_Problem to solve_
Check every line below for the string "JSON", and copy the lines that contain it.

_Data for this task_
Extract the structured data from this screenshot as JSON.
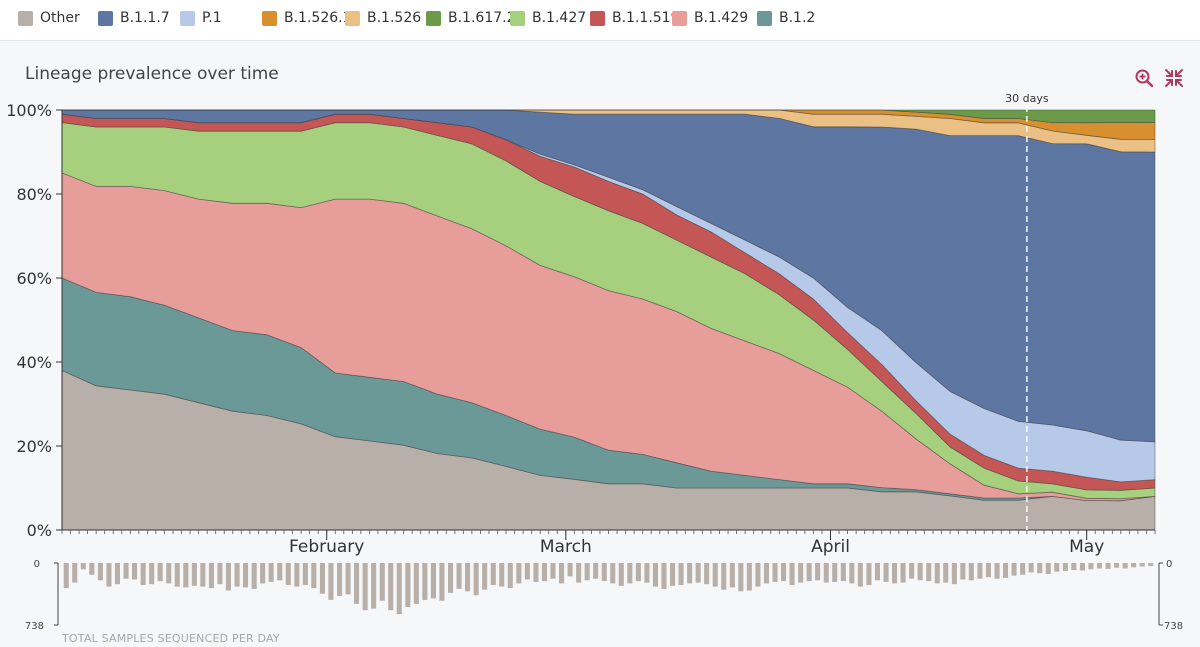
{
  "legend": [
    {
      "name": "Other",
      "color": "#b8afa9"
    },
    {
      "name": "B.1.1.7",
      "color": "#5e76a2"
    },
    {
      "name": "P.1",
      "color": "#b7c9e8"
    },
    {
      "name": "B.1.526.1",
      "color": "#d8902f"
    },
    {
      "name": "B.1.526",
      "color": "#eac085"
    },
    {
      "name": "B.1.617.2",
      "color": "#6b9b4a"
    },
    {
      "name": "B.1.427",
      "color": "#a6d07e"
    },
    {
      "name": "B.1.1.519",
      "color": "#c45656"
    },
    {
      "name": "B.1.429",
      "color": "#e79e9a"
    },
    {
      "name": "B.1.2",
      "color": "#6b9997"
    }
  ],
  "chart_title": "Lineage prevalence over time",
  "icons": {
    "zoom": "zoom-in-icon",
    "collapse": "collapse-icon"
  },
  "marker_label": "30 days",
  "counts_caption": "TOTAL SAMPLES SEQUENCED PER DAY",
  "counts_axis": {
    "top": "0",
    "bottom": "738",
    "right_top": "0",
    "right_bottom": "738"
  },
  "chart_data": {
    "type": "area",
    "stacked": true,
    "normalized": true,
    "x_range_days": [
      0,
      128
    ],
    "x_ticks": [
      {
        "day": 31,
        "label": "February"
      },
      {
        "day": 59,
        "label": "March"
      },
      {
        "day": 90,
        "label": "April"
      },
      {
        "day": 120,
        "label": "May"
      }
    ],
    "y_ticks": [
      "0%",
      "20%",
      "40%",
      "60%",
      "80%",
      "100%"
    ],
    "ylim": [
      0,
      100
    ],
    "marker_day": 113,
    "x": [
      0,
      4,
      8,
      12,
      16,
      20,
      24,
      28,
      32,
      36,
      40,
      44,
      48,
      52,
      56,
      60,
      64,
      68,
      72,
      76,
      80,
      84,
      88,
      92,
      96,
      100,
      104,
      108,
      112,
      116,
      120,
      124,
      128
    ],
    "series": [
      {
        "name": "Other",
        "values": [
          38,
          34,
          33,
          32,
          30,
          28,
          27,
          25,
          22,
          21,
          20,
          18,
          17,
          15,
          13,
          12,
          11,
          11,
          10,
          10,
          10,
          10,
          10,
          10,
          9,
          9,
          8,
          7,
          7,
          8,
          7,
          7,
          8
        ]
      },
      {
        "name": "B.1.2",
        "values": [
          22,
          22,
          22,
          21,
          20,
          19,
          19,
          18,
          15,
          15,
          15,
          14,
          13,
          12,
          11,
          10,
          8,
          7,
          6,
          4,
          3,
          2,
          1,
          1,
          1,
          0.5,
          0.5,
          0.5,
          0.5,
          0,
          0,
          0,
          0
        ]
      },
      {
        "name": "B.1.429",
        "values": [
          25,
          25,
          26,
          27,
          28,
          30,
          31,
          33,
          41,
          42,
          42,
          42,
          41,
          40,
          39,
          38,
          38,
          37,
          36,
          34,
          32,
          30,
          27,
          23,
          18,
          12,
          7,
          3,
          1,
          1,
          0.5,
          0.5,
          0
        ]
      },
      {
        "name": "B.1.427",
        "values": [
          12,
          14,
          14,
          15,
          16,
          17,
          17,
          18,
          18,
          18,
          18,
          19,
          20,
          20,
          20,
          19,
          19,
          18,
          17,
          17,
          16,
          14,
          12,
          9,
          7,
          6,
          4,
          4,
          3,
          2,
          2,
          2,
          2
        ]
      },
      {
        "name": "B.1.1.519",
        "values": [
          2,
          2,
          2,
          2,
          2,
          2,
          2,
          2,
          2,
          2,
          2,
          3,
          4,
          5,
          6,
          7,
          7,
          7,
          6,
          6,
          5,
          5,
          5,
          4,
          4,
          3,
          3,
          3,
          3,
          3,
          3,
          2,
          2
        ]
      },
      {
        "name": "P.1",
        "values": [
          0,
          0,
          0,
          0,
          0,
          0,
          0,
          0,
          0,
          0,
          0,
          0,
          0,
          0,
          0.5,
          0.5,
          1,
          1,
          2,
          2,
          3,
          4,
          5,
          6,
          8,
          9,
          10,
          11,
          11,
          11,
          11,
          10,
          9
        ]
      },
      {
        "name": "B.1.1.7",
        "values": [
          1,
          2,
          2,
          2,
          3,
          3,
          3,
          3,
          1,
          1,
          2,
          3,
          4,
          7,
          10,
          12,
          15,
          18,
          22,
          26,
          30,
          33,
          36,
          43,
          48,
          55,
          60,
          64,
          67,
          67,
          68,
          69,
          69
        ]
      },
      {
        "name": "B.1.526",
        "values": [
          0,
          0,
          0,
          0,
          0,
          0,
          0,
          0,
          0,
          0,
          0,
          0,
          0,
          0,
          0.5,
          1,
          1,
          1,
          1,
          1,
          1,
          2,
          3,
          3,
          3,
          3,
          4,
          3,
          3,
          3,
          2,
          3,
          3
        ]
      },
      {
        "name": "B.1.526.1",
        "values": [
          0,
          0,
          0,
          0,
          0,
          0,
          0,
          0,
          0,
          0,
          0,
          0,
          0,
          0,
          0,
          0,
          0,
          0,
          0,
          0,
          0,
          0,
          1,
          1,
          1,
          1,
          1,
          1,
          1,
          2,
          3,
          4,
          4
        ]
      },
      {
        "name": "B.1.617.2",
        "values": [
          0,
          0,
          0,
          0,
          0,
          0,
          0,
          0,
          0,
          0,
          0,
          0,
          0,
          0,
          0,
          0,
          0,
          0,
          0,
          0,
          0,
          0,
          0,
          0,
          0,
          0.5,
          1,
          2,
          2,
          3,
          3,
          3,
          3
        ]
      }
    ],
    "daily_counts_max": 738,
    "daily_counts": [
      320,
      250,
      80,
      150,
      220,
      300,
      270,
      200,
      210,
      280,
      270,
      230,
      260,
      300,
      310,
      290,
      300,
      320,
      270,
      350,
      300,
      310,
      330,
      260,
      240,
      220,
      280,
      300,
      280,
      320,
      390,
      470,
      420,
      400,
      520,
      600,
      580,
      480,
      600,
      650,
      560,
      520,
      470,
      450,
      480,
      380,
      330,
      360,
      410,
      340,
      280,
      300,
      320,
      260,
      210,
      240,
      230,
      200,
      260,
      170,
      250,
      220,
      200,
      230,
      260,
      290,
      260,
      230,
      250,
      300,
      330,
      290,
      280,
      260,
      250,
      270,
      300,
      340,
      310,
      360,
      350,
      300,
      260,
      240,
      230,
      280,
      250,
      230,
      220,
      250,
      240,
      230,
      260,
      300,
      280,
      220,
      240,
      260,
      250,
      200,
      220,
      230,
      260,
      250,
      270,
      210,
      220,
      200,
      180,
      200,
      190,
      160,
      150,
      120,
      130,
      140,
      110,
      100,
      90,
      95,
      80,
      70,
      75,
      60,
      70,
      55,
      45,
      40
    ]
  }
}
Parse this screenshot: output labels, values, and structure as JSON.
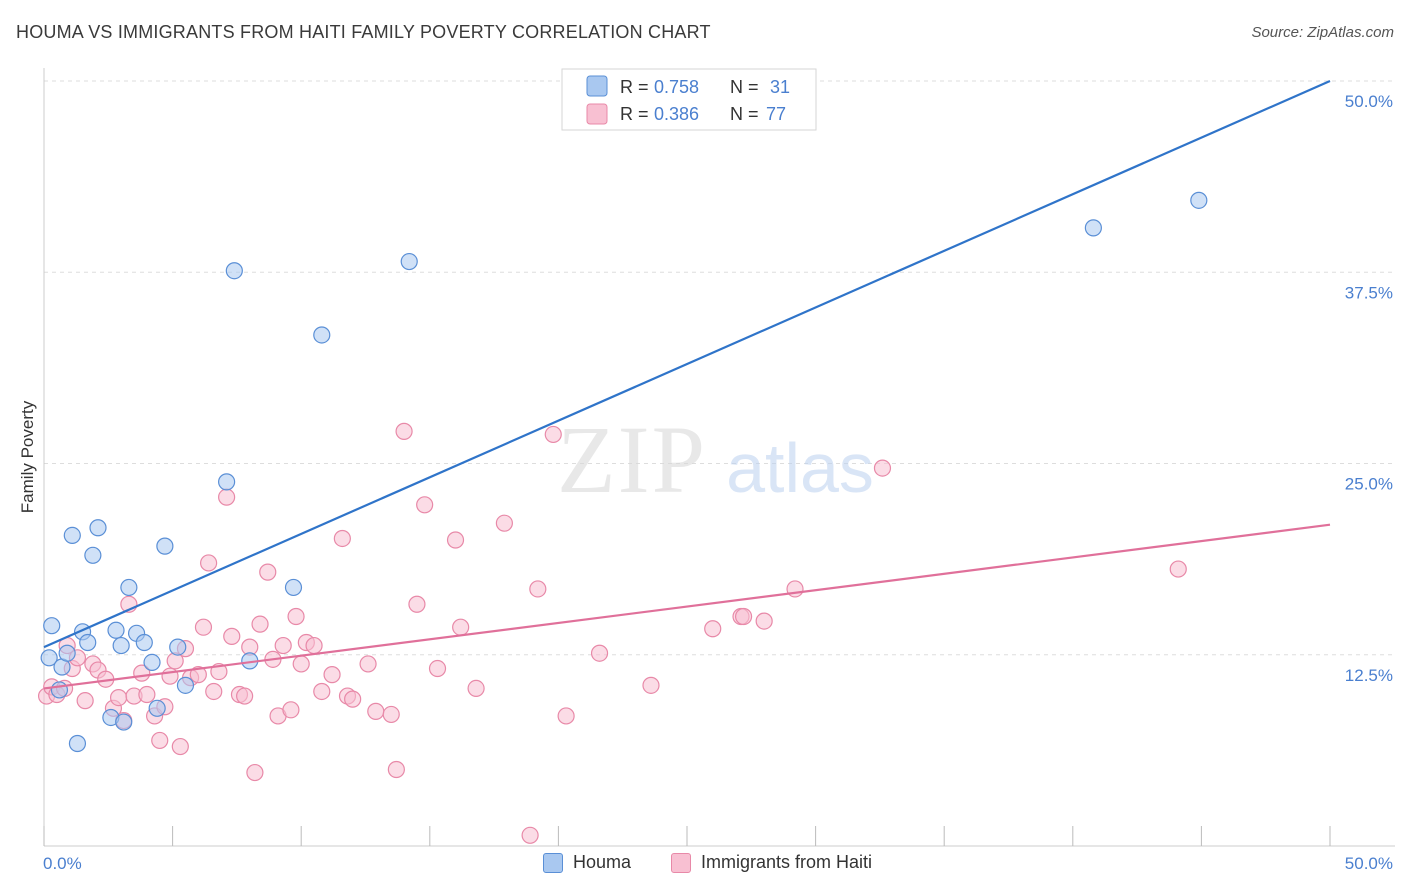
{
  "header": {
    "title": "HOUMA VS IMMIGRANTS FROM HAITI FAMILY POVERTY CORRELATION CHART",
    "source": "Source: ZipAtlas.com"
  },
  "watermark": {
    "zip": "ZIP",
    "atlas": "atlas"
  },
  "colors": {
    "houma_fill": "#a9c8f0",
    "houma_stroke": "#5a8fd6",
    "houma_line": "#2f74c9",
    "haiti_fill": "#f8c0d2",
    "haiti_stroke": "#e889a8",
    "haiti_line": "#e0709a",
    "axis_label": "#4a7fcf",
    "grid": "#dddddd"
  },
  "chart_data": {
    "type": "scatter",
    "title": "HOUMA VS IMMIGRANTS FROM HAITI FAMILY POVERTY CORRELATION CHART",
    "xlabel": "",
    "ylabel": "Family Poverty",
    "xlim": [
      0,
      50
    ],
    "ylim": [
      0,
      50
    ],
    "x_tick_labels": [
      "0.0%",
      "50.0%"
    ],
    "y_ticks": [
      12.5,
      25.0,
      37.5,
      50.0
    ],
    "y_tick_labels": [
      "12.5%",
      "25.0%",
      "37.5%",
      "50.0%"
    ],
    "legend": {
      "position": "top-center",
      "rows": [
        {
          "r_label": "R =",
          "r_value": "0.758",
          "n_label": "N =",
          "n_value": "31"
        },
        {
          "r_label": "R =",
          "r_value": "0.386",
          "n_label": "N =",
          "n_value": "77"
        }
      ]
    },
    "series": [
      {
        "name": "Houma",
        "r": 0.758,
        "n": 31,
        "trend": {
          "x": [
            0,
            50
          ],
          "y": [
            13.0,
            50.0
          ]
        },
        "points": [
          [
            0.2,
            12.3
          ],
          [
            0.3,
            14.4
          ],
          [
            0.6,
            10.2
          ],
          [
            0.7,
            11.7
          ],
          [
            0.9,
            12.6
          ],
          [
            1.1,
            20.3
          ],
          [
            1.3,
            6.7
          ],
          [
            1.5,
            14.0
          ],
          [
            1.7,
            13.3
          ],
          [
            1.9,
            19.0
          ],
          [
            2.1,
            20.8
          ],
          [
            2.6,
            8.4
          ],
          [
            2.8,
            14.1
          ],
          [
            3.1,
            8.1
          ],
          [
            3.0,
            13.1
          ],
          [
            3.3,
            16.9
          ],
          [
            3.6,
            13.9
          ],
          [
            3.9,
            13.3
          ],
          [
            4.2,
            12.0
          ],
          [
            4.4,
            9.0
          ],
          [
            4.7,
            19.6
          ],
          [
            5.2,
            13.0
          ],
          [
            5.5,
            10.5
          ],
          [
            7.1,
            23.8
          ],
          [
            7.4,
            37.6
          ],
          [
            8.0,
            12.1
          ],
          [
            9.7,
            16.9
          ],
          [
            10.8,
            33.4
          ],
          [
            14.2,
            38.2
          ],
          [
            40.8,
            40.4
          ],
          [
            44.9,
            42.2
          ]
        ]
      },
      {
        "name": "Immigrants from Haiti",
        "r": 0.386,
        "n": 77,
        "trend": {
          "x": [
            0,
            50
          ],
          "y": [
            10.3,
            21.0
          ]
        },
        "points": [
          [
            0.1,
            9.8
          ],
          [
            0.3,
            10.4
          ],
          [
            0.5,
            9.9
          ],
          [
            0.8,
            10.3
          ],
          [
            0.9,
            13.1
          ],
          [
            1.1,
            11.6
          ],
          [
            1.3,
            12.3
          ],
          [
            1.6,
            9.5
          ],
          [
            1.9,
            11.9
          ],
          [
            2.1,
            11.5
          ],
          [
            2.4,
            10.9
          ],
          [
            2.7,
            9.0
          ],
          [
            2.9,
            9.7
          ],
          [
            3.1,
            8.2
          ],
          [
            3.3,
            15.8
          ],
          [
            3.5,
            9.8
          ],
          [
            3.8,
            11.3
          ],
          [
            4.0,
            9.9
          ],
          [
            4.3,
            8.5
          ],
          [
            4.5,
            6.9
          ],
          [
            4.7,
            9.1
          ],
          [
            4.9,
            11.1
          ],
          [
            5.1,
            12.1
          ],
          [
            5.3,
            6.5
          ],
          [
            5.5,
            12.9
          ],
          [
            5.7,
            11.0
          ],
          [
            6.0,
            11.2
          ],
          [
            6.2,
            14.3
          ],
          [
            6.4,
            18.5
          ],
          [
            6.6,
            10.1
          ],
          [
            6.8,
            11.4
          ],
          [
            7.1,
            22.8
          ],
          [
            7.3,
            13.7
          ],
          [
            7.6,
            9.9
          ],
          [
            7.8,
            9.8
          ],
          [
            8.0,
            13.0
          ],
          [
            8.2,
            4.8
          ],
          [
            8.4,
            14.5
          ],
          [
            8.7,
            17.9
          ],
          [
            8.9,
            12.2
          ],
          [
            9.1,
            8.5
          ],
          [
            9.3,
            13.1
          ],
          [
            9.6,
            8.9
          ],
          [
            9.8,
            15.0
          ],
          [
            10.0,
            11.9
          ],
          [
            10.2,
            13.3
          ],
          [
            10.5,
            13.1
          ],
          [
            10.8,
            10.1
          ],
          [
            11.2,
            11.2
          ],
          [
            11.6,
            20.1
          ],
          [
            11.8,
            9.8
          ],
          [
            12.0,
            9.6
          ],
          [
            12.6,
            11.9
          ],
          [
            12.9,
            8.8
          ],
          [
            13.5,
            8.6
          ],
          [
            13.7,
            5.0
          ],
          [
            14.0,
            27.1
          ],
          [
            14.5,
            15.8
          ],
          [
            14.8,
            22.3
          ],
          [
            15.3,
            11.6
          ],
          [
            16.0,
            20.0
          ],
          [
            16.2,
            14.3
          ],
          [
            16.8,
            10.3
          ],
          [
            17.9,
            21.1
          ],
          [
            18.9,
            0.7
          ],
          [
            19.2,
            16.8
          ],
          [
            19.8,
            26.9
          ],
          [
            20.3,
            8.5
          ],
          [
            21.6,
            12.6
          ],
          [
            23.6,
            10.5
          ],
          [
            26.0,
            14.2
          ],
          [
            27.1,
            15.0
          ],
          [
            27.2,
            15.0
          ],
          [
            28.0,
            14.7
          ],
          [
            29.2,
            16.8
          ],
          [
            32.6,
            24.7
          ],
          [
            44.1,
            18.1
          ]
        ]
      }
    ]
  }
}
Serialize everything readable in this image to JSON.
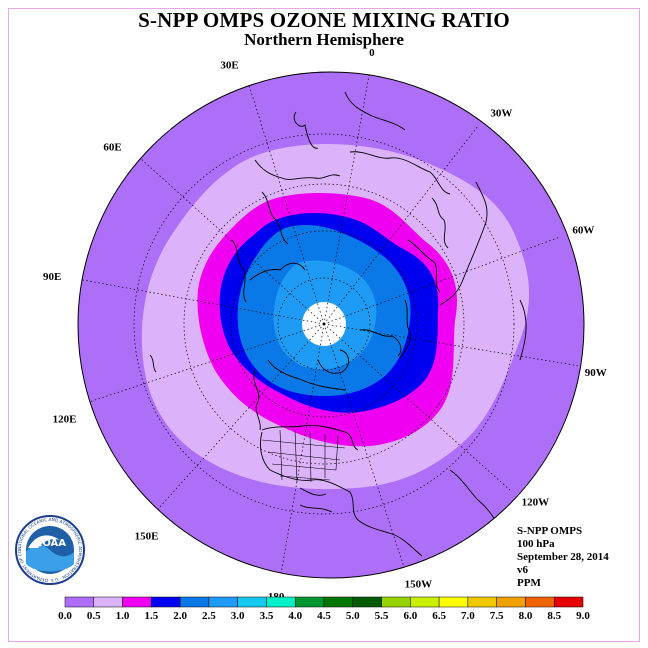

_Written response_
Extract the structured data from this screenshot as JSON.
Parse this screenshot: output labels, values, and structure as JSON.
Serialize everything readable in this image to JSON.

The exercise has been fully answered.